Raw records:
-- Begin --

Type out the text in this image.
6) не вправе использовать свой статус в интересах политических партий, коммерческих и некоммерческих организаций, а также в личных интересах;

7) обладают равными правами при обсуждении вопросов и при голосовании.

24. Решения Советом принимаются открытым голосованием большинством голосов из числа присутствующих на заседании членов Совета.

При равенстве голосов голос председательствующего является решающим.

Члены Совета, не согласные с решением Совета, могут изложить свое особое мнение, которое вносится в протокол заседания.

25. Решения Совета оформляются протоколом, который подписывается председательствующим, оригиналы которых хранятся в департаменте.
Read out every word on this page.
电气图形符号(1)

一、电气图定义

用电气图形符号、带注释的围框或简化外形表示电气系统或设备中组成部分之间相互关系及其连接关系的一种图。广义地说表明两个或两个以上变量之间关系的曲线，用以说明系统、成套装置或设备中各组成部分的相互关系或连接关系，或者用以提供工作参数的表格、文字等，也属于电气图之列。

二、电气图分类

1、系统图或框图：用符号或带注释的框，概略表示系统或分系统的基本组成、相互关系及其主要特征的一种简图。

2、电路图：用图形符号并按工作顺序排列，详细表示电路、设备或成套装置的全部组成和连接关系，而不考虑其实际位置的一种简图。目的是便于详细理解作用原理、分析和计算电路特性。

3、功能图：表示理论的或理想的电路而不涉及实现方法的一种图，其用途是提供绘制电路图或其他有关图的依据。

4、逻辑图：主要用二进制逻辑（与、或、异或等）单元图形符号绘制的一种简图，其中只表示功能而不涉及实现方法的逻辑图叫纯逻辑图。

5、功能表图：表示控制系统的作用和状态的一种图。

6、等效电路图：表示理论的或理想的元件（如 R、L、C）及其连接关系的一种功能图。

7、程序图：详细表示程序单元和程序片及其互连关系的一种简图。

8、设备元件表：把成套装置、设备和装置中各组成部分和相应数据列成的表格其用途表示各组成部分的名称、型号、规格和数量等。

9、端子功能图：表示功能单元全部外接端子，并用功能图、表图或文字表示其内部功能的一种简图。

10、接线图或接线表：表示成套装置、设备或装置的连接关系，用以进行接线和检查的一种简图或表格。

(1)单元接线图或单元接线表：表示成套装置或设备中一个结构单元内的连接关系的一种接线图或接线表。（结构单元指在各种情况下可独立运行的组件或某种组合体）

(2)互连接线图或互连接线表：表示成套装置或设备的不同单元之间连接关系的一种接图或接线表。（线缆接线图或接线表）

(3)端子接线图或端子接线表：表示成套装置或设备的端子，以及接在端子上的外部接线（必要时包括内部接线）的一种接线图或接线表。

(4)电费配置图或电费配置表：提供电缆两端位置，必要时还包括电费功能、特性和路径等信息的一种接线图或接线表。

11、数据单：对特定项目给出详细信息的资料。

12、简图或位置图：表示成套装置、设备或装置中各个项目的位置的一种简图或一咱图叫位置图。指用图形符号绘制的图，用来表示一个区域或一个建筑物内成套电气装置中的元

-- End --

What you will do:
Make an exact copy of every entry.

Correct answer:
Type out the text in this image.
6) не вправе использовать свой статус в интересах политических партий, коммерческих и некоммерческих организаций, а также в личных интересах;

7) обладают равными правами при обсуждении вопросов и при голосовании.

24. Решения Советом принимаются открытым голосованием большинством голосов из числа присутствующих на заседании членов Совета.

При равенстве голосов голос председательствующего является решающим.

Члены Совета, не согласные с решением Совета, могут изложить свое особое мнение, которое вносится в протокол заседания.

25. Решения Совета оформляются протоколом, который подписывается председательствующим, оригиналы которых хранятся в департаменте.
Read out every word on this page.
电气图形符号(1)

一、电气图定义

用电气图形符号、带注释的围框或简化外形表示电气系统或设备中组成部分之间相互关系及其连接关系的一种图。广义地说表明两个或两个以上变量之间关系的曲线，用以说明系统、成套装置或设备中各组成部分的相互关系或连接关系，或者用以提供工作参数的表格、文字等，也属于电气图之列。

二、电气图分类

1、系统图或框图：用符号或带注释的框，概略表示系统或分系统的基本组成、相互关系及其主要特征的一种简图。

2、电路图：用图形符号并按工作顺序排列，详细表示电路、设备或成套装置的全部组成和连接关系，而不考虑其实际位置的一种简图。目的是便于详细理解作用原理、分析和计算电路特性。

3、功能图：表示理论的或理想的电路而不涉及实现方法的一种图，其用途是提供绘制电路图或其他有关图的依据。

4、逻辑图：主要用二进制逻辑（与、或、异或等）单元图形符号绘制的一种简图，其中只表示功能而不涉及实现方法的逻辑图叫纯逻辑图。

5、功能表图：表示控制系统的作用和状态的一种图。

6、等效电路图：表示理论的或理想的元件（如 R、L、C）及其连接关系的一种功能图。

7、程序图：详细表示程序单元和程序片及其互连关系的一种简图。

8、设备元件表：把成套装置、设备和装置中各组成部分和相应数据列成的表格其用途表示各组成部分的名称、型号、规格和数量等。

9、端子功能图：表示功能单元全部外接端子，并用功能图、表图或文字表示其内部功能的一种简图。

10、接线图或接线表：表示成套装置、设备或装置的连接关系，用以进行接线和检查的一种简图或表格。

(1)单元接线图或单元接线表：表示成套装置或设备中一个结构单元内的连接关系的一种接线图或接线表。（结构单元指在各种情况下可独立运行的组件或某种组合体）

(2)互连接线图或互连接线表：表示成套装置或设备的不同单元之间连接关系的一种接图或接线表。（线缆接线图或接线表）

(3)端子接线图或端子接线表：表示成套装置或设备的端子，以及接在端子上的外部接线（必要时包括内部接线）的一种接线图或接线表。

(4)电费配置图或电费配置表：提供电缆两端位置，必要时还包括电费功能、特性和路径等信息的一种接线图或接线表。

11、数据单：对特定项目给出详细信息的资料。

12、简图或位置图：表示成套装置、设备或装置中各个项目的位置的一种简图或一咱图叫位置图。指用图形符号绘制的图，用来表示一个区域或一个建筑物内成套电气装置中的元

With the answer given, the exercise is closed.